### Short problem
Write out all of the data without omission, exactly as shown.

### Data extract
——
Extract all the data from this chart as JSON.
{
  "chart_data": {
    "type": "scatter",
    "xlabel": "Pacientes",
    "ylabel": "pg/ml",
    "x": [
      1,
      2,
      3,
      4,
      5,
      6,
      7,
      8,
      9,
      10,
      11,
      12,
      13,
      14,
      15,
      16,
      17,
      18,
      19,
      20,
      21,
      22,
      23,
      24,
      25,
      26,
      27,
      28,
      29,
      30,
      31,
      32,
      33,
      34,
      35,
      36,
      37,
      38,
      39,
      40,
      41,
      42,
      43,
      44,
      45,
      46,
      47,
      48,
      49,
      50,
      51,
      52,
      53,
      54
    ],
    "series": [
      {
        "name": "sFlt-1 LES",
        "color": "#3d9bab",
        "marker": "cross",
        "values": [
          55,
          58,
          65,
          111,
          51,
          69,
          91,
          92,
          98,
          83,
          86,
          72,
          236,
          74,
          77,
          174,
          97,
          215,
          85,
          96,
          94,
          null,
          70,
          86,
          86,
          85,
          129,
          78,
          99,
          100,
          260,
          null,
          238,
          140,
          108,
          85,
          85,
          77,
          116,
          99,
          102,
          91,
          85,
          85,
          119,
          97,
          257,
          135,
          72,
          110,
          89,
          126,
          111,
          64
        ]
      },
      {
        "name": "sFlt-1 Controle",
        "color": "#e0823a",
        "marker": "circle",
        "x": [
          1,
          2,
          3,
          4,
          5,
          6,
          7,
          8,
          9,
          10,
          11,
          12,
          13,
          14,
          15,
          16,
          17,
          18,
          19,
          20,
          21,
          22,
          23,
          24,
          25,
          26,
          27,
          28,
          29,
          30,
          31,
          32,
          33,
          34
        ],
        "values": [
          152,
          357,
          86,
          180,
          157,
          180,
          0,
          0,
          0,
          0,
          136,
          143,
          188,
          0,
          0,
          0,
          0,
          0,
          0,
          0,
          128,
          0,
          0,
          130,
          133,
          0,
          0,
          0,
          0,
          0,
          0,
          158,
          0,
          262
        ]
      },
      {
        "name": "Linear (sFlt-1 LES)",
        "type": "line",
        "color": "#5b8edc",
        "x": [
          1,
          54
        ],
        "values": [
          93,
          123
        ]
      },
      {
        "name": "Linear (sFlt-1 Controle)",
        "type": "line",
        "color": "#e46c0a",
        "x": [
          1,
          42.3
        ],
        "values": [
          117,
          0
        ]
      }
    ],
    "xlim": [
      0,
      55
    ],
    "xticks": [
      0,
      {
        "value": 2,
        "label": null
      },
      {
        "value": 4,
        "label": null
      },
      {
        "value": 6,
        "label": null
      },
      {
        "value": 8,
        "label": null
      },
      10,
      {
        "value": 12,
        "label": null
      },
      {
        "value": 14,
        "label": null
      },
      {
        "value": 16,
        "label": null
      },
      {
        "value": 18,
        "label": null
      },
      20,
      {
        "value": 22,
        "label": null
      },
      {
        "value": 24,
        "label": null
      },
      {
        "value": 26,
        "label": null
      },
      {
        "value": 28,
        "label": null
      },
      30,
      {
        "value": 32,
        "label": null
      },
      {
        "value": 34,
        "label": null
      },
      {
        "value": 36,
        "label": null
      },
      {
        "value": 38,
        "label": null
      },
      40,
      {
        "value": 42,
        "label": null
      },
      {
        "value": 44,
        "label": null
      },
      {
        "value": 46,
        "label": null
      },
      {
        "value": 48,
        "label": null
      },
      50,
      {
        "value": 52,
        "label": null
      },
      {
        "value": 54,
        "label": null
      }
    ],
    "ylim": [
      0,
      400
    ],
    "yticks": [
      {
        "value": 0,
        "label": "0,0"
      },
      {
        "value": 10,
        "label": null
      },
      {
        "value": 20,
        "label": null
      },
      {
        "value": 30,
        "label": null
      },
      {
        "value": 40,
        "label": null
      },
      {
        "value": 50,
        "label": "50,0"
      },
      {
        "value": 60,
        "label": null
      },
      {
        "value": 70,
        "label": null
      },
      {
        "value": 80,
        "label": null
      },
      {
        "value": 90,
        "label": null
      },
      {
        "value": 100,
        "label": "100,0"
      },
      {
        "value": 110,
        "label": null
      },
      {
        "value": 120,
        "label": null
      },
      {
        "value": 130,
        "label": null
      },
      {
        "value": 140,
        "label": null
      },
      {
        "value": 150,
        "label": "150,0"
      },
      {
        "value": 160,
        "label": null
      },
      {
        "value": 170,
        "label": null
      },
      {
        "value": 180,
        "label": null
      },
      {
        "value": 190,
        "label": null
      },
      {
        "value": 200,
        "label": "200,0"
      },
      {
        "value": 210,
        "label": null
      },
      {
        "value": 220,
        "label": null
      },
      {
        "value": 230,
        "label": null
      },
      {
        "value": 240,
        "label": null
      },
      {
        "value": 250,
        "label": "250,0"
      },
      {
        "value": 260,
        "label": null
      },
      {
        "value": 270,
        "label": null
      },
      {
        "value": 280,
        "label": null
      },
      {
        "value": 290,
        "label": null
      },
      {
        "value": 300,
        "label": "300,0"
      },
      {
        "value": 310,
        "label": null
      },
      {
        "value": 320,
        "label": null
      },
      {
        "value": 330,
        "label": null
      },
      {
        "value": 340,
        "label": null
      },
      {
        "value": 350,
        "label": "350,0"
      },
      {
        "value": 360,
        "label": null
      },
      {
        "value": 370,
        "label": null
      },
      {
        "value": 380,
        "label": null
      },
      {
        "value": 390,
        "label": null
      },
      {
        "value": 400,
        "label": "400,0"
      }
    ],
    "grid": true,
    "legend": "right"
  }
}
——
### The output
Extract all the data from this chart as JSON.
{
  "chart_data": {
    "type": "scatter",
    "xlabel": "Pacientes",
    "ylabel": "pg/ml",
    "x": [
      1,
      2,
      3,
      4,
      5,
      6,
      7,
      8,
      9,
      10,
      11,
      12,
      13,
      14,
      15,
      16,
      17,
      18,
      19,
      20,
      21,
      22,
      23,
      24,
      25,
      26,
      27,
      28,
      29,
      30,
      31,
      32,
      33,
      34,
      35,
      36,
      37,
      38,
      39,
      40,
      41,
      42,
      43,
      44,
      45,
      46,
      47,
      48,
      49,
      50,
      51,
      52,
      53,
      54
    ],
    "series": [
      {
        "name": "sFlt-1 LES",
        "color": "#3d9bab",
        "marker": "cross",
        "values": [
          55,
          58,
          65,
          111,
          51,
          69,
          91,
          92,
          98,
          83,
          86,
          72,
          236,
          74,
          77,
          174,
          97,
          215,
          85,
          96,
          94,
          null,
          70,
          86,
          86,
          85,
          129,
          78,
          99,
          100,
          260,
          null,
          238,
          140,
          108,
          85,
          85,
          77,
          116,
          99,
          102,
          91,
          85,
          85,
          119,
          97,
          257,
          135,
          72,
          110,
          89,
          126,
          111,
          64
        ]
      },
      {
        "name": "sFlt-1 Controle",
        "color": "#e0823a",
        "marker": "circle",
        "x": [
          1,
          2,
          3,
          4,
          5,
          6,
          7,
          8,
          9,
          10,
          11,
          12,
          13,
          14,
          15,
          16,
          17,
          18,
          19,
          20,
          21,
          22,
          23,
          24,
          25,
          26,
          27,
          28,
          29,
          30,
          31,
          32,
          33,
          34
        ],
        "values": [
          152,
          357,
          86,
          180,
          157,
          180,
          0,
          0,
          0,
          0,
          136,
          143,
          188,
          0,
          0,
          0,
          0,
          0,
          0,
          0,
          128,
          0,
          0,
          130,
          133,
          0,
          0,
          0,
          0,
          0,
          0,
          158,
          0,
          262
        ]
      },
      {
        "name": "Linear (sFlt-1 LES)",
        "type": "line",
        "color": "#5b8edc",
        "x": [
          1,
          54
        ],
        "values": [
          93,
          123
        ]
      },
      {
        "name": "Linear (sFlt-1 Controle)",
        "type": "line",
        "color": "#e46c0a",
        "x": [
          1,
          42.3
        ],
        "values": [
          117,
          0
        ]
      }
    ],
    "xlim": [
      0,
      55
    ],
    "xticks": [
      0,
      {
        "value": 2,
        "label": null
      },
      {
        "value": 4,
        "label": null
      },
      {
        "value": 6,
        "label": null
      },
      {
        "value": 8,
        "label": null
      },
      10,
      {
        "value": 12,
        "label": null
      },
      {
        "value": 14,
        "label": null
      },
      {
        "value": 16,
        "label": null
      },
      {
        "value": 18,
        "label": null
      },
      20,
      {
        "value": 22,
        "label": null
      },
      {
        "value": 24,
        "label": null
      },
      {
        "value": 26,
        "label": null
      },
      {
        "value": 28,
        "label": null
      },
      30,
      {
        "value": 32,
        "label": null
      },
      {
        "value": 34,
        "label": null
      },
      {
        "value": 36,
        "label": null
      },
      {
        "value": 38,
        "label": null
      },
      40,
      {
        "value": 42,
        "label": null
      },
      {
        "value": 44,
        "label": null
      },
      {
        "value": 46,
        "label": null
      },
      {
        "value": 48,
        "label": null
      },
      50,
      {
        "value": 52,
        "label": null
      },
      {
        "value": 54,
        "label": null
      }
    ],
    "ylim": [
      0,
      400
    ],
    "yticks": [
      {
        "value": 0,
        "label": "0,0"
      },
      {
        "value": 10,
        "label": null
      },
      {
        "value": 20,
        "label": null
      },
      {
        "value": 30,
        "label": null
      },
      {
        "value": 40,
        "label": null
      },
      {
        "value": 50,
        "label": "50,0"
      },
      {
        "value": 60,
        "label": null
      },
      {
        "value": 70,
        "label": null
      },
      {
        "value": 80,
        "label": null
      },
      {
        "value": 90,
        "label": null
      },
      {
        "value": 100,
        "label": "100,0"
      },
      {
        "value": 110,
        "label": null
      },
      {
        "value": 120,
        "label": null
      },
      {
        "value": 130,
        "label": null
      },
      {
        "value": 140,
        "label": null
      },
      {
        "value": 150,
        "label": "150,0"
      },
      {
        "value": 160,
        "label": null
      },
      {
        "value": 170,
        "label": null
      },
      {
        "value": 180,
        "label": null
      },
      {
        "value": 190,
        "label": null
      },
      {
        "value": 200,
        "label": "200,0"
      },
      {
        "value": 210,
        "label": null
      },
      {
        "value": 220,
        "label": null
      },
      {
        "value": 230,
        "label": null
      },
      {
        "value": 240,
        "label": null
      },
      {
        "value": 250,
        "label": "250,0"
      },
      {
        "value": 260,
        "label": null
      },
      {
        "value": 270,
        "label": null
      },
      {
        "value": 280,
        "label": null
      },
      {
        "value": 290,
        "label": null
      },
      {
        "value": 300,
        "label": "300,0"
      },
      {
        "value": 310,
        "label": null
      },
      {
        "value": 320,
        "label": null
      },
      {
        "value": 330,
        "label": null
      },
      {
        "value": 340,
        "label": null
      },
      {
        "value": 350,
        "label": "350,0"
      },
      {
        "value": 360,
        "label": null
      },
      {
        "value": 370,
        "label": null
      },
      {
        "value": 380,
        "label": null
      },
      {
        "value": 390,
        "label": null
      },
      {
        "value": 400,
        "label": "400,0"
      }
    ],
    "grid": true,
    "legend": "right"
  }
}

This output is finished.